Of the lines below, copy those that hold the word "color".

↓

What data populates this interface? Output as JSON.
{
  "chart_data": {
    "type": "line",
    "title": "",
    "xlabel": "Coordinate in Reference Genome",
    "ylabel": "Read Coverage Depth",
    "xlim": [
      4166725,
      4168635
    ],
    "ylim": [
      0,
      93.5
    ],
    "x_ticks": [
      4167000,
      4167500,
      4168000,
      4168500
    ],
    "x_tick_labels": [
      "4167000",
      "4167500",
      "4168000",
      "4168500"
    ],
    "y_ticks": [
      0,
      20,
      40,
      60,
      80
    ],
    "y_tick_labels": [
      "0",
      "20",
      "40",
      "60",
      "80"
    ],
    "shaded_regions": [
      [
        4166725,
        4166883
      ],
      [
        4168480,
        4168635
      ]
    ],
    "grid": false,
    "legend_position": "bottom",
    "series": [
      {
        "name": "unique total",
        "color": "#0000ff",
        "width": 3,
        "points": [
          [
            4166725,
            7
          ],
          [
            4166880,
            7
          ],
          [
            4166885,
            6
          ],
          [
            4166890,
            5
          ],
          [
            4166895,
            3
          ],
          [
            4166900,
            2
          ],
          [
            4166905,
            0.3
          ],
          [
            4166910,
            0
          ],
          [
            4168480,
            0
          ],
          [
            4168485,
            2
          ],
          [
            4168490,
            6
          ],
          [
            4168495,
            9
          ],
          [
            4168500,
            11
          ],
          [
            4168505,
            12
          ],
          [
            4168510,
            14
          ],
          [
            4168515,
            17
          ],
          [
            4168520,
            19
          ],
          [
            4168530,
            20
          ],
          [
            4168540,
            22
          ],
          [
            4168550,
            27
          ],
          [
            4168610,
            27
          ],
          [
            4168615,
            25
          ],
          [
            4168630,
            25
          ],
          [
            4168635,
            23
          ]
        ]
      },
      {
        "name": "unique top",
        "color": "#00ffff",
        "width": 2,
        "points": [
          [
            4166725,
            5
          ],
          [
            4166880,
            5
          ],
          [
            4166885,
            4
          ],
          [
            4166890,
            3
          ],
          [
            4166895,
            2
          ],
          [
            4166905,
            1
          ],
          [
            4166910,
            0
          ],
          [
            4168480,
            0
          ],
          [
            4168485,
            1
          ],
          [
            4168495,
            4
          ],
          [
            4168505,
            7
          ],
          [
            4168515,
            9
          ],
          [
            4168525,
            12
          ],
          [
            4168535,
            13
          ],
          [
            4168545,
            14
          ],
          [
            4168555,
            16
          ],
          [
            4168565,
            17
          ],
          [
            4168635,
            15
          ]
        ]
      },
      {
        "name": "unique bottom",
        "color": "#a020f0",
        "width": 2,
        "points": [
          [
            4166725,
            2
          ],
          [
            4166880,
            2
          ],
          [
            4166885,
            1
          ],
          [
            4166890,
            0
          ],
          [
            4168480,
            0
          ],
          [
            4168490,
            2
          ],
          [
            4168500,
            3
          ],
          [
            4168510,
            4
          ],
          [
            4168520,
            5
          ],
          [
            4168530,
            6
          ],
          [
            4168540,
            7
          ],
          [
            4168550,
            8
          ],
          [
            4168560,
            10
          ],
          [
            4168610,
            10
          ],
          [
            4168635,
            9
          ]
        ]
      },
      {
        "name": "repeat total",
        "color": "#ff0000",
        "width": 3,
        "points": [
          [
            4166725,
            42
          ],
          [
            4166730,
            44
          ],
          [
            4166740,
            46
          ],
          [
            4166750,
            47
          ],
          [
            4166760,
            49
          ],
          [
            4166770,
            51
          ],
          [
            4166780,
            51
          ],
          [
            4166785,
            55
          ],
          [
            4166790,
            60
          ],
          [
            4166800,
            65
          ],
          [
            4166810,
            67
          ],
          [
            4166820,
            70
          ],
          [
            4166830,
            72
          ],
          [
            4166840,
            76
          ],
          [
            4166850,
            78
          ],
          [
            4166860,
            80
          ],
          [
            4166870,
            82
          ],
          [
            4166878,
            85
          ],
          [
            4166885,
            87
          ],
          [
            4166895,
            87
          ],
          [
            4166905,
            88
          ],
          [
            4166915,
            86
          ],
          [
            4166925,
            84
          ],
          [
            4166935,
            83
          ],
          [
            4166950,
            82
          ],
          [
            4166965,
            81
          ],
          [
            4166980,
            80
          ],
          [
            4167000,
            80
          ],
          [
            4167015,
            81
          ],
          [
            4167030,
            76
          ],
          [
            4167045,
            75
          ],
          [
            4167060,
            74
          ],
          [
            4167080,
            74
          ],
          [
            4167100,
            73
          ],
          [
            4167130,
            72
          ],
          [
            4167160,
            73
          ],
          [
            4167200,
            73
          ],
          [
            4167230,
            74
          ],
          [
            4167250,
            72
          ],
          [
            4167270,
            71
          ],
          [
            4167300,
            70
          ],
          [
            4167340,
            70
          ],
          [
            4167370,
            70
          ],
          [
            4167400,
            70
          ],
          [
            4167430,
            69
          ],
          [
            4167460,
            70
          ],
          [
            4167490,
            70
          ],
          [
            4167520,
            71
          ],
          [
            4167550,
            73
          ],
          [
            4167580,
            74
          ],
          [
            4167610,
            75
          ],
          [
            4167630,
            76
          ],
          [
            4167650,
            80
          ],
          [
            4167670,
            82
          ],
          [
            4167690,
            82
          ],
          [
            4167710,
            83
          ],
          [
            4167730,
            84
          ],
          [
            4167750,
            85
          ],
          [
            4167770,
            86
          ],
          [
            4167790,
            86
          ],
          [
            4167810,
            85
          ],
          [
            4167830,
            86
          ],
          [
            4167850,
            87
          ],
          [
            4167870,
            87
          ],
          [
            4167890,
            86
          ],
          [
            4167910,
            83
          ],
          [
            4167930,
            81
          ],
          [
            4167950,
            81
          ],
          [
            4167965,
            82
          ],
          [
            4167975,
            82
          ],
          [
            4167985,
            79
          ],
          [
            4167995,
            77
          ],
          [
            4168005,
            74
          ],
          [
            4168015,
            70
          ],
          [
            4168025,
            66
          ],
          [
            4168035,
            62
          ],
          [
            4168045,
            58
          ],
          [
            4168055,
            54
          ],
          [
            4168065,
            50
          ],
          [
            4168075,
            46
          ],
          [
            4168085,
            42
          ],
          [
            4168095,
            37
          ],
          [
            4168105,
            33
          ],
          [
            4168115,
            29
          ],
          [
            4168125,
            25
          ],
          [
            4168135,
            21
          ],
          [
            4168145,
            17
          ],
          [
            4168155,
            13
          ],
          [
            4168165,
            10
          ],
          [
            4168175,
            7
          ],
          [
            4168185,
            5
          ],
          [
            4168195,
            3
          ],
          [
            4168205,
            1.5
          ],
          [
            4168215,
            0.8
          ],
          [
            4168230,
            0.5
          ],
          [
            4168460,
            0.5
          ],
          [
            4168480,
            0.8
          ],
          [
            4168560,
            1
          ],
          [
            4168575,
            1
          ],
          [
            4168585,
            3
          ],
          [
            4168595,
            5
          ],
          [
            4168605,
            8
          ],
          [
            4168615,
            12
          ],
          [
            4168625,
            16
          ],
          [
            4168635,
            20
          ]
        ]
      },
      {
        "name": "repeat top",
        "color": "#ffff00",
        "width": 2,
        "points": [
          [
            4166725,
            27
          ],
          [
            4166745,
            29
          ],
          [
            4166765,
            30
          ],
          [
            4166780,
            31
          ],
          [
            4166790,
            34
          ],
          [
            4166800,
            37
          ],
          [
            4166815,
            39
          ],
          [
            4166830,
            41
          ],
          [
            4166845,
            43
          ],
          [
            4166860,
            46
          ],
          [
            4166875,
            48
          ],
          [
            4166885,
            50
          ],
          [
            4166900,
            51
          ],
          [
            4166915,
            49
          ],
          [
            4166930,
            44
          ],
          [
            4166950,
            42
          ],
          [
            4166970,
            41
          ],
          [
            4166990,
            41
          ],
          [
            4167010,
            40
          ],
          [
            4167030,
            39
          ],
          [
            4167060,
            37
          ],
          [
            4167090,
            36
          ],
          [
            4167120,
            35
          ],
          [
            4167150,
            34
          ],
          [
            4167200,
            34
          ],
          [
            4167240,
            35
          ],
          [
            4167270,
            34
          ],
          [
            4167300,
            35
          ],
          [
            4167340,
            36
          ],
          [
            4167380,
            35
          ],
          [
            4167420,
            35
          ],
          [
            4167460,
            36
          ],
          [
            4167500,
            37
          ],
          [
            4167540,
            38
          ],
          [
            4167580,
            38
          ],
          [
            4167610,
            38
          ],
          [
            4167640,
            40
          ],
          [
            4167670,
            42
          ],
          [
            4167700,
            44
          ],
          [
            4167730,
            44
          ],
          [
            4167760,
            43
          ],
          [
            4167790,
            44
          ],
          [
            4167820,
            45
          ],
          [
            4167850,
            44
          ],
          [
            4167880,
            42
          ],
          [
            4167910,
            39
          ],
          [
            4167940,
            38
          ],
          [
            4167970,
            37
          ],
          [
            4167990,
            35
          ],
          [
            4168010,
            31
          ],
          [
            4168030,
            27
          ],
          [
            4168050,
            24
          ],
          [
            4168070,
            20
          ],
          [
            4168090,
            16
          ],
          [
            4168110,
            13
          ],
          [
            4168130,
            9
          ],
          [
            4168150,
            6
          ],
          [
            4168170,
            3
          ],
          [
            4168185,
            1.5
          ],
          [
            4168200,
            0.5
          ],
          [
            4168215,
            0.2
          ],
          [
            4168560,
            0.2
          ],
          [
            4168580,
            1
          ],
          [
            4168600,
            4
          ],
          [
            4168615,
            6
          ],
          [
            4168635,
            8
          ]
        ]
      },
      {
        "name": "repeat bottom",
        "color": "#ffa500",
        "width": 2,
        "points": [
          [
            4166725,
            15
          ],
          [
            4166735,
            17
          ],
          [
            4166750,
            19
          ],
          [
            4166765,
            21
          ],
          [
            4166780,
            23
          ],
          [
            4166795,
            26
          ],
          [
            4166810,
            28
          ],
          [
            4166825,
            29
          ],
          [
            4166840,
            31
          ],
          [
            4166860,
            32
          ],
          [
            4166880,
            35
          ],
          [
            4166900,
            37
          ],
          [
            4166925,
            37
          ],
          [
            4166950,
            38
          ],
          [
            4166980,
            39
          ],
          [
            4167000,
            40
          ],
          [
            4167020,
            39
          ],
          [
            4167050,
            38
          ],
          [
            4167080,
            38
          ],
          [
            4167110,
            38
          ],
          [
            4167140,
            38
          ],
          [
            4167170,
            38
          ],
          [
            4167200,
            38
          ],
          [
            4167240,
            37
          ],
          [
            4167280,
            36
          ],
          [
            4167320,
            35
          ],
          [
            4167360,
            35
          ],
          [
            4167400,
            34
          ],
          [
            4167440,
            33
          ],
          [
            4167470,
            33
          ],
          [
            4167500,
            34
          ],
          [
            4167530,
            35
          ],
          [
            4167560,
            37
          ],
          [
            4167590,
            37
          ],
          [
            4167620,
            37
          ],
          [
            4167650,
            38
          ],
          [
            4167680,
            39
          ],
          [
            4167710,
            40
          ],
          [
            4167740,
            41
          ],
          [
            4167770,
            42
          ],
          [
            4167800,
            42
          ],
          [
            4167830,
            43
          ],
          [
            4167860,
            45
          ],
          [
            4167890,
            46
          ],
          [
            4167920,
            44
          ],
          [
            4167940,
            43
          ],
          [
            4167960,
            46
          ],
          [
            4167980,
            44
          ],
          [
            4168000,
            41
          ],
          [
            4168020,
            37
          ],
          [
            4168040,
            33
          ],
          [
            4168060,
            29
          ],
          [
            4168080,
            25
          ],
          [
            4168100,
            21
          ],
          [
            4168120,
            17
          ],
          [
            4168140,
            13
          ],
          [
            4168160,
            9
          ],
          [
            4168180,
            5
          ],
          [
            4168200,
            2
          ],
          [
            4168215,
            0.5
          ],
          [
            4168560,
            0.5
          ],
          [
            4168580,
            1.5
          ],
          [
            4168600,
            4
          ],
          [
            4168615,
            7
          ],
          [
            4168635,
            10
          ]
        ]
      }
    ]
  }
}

↑

### [Expected answer]
        "color": "#0000ff",
        "color": "#00ffff",
        "color": "#a020f0",
        "color": "#ff0000",
        "color": "#ffff00",
        "color": "#ffa500",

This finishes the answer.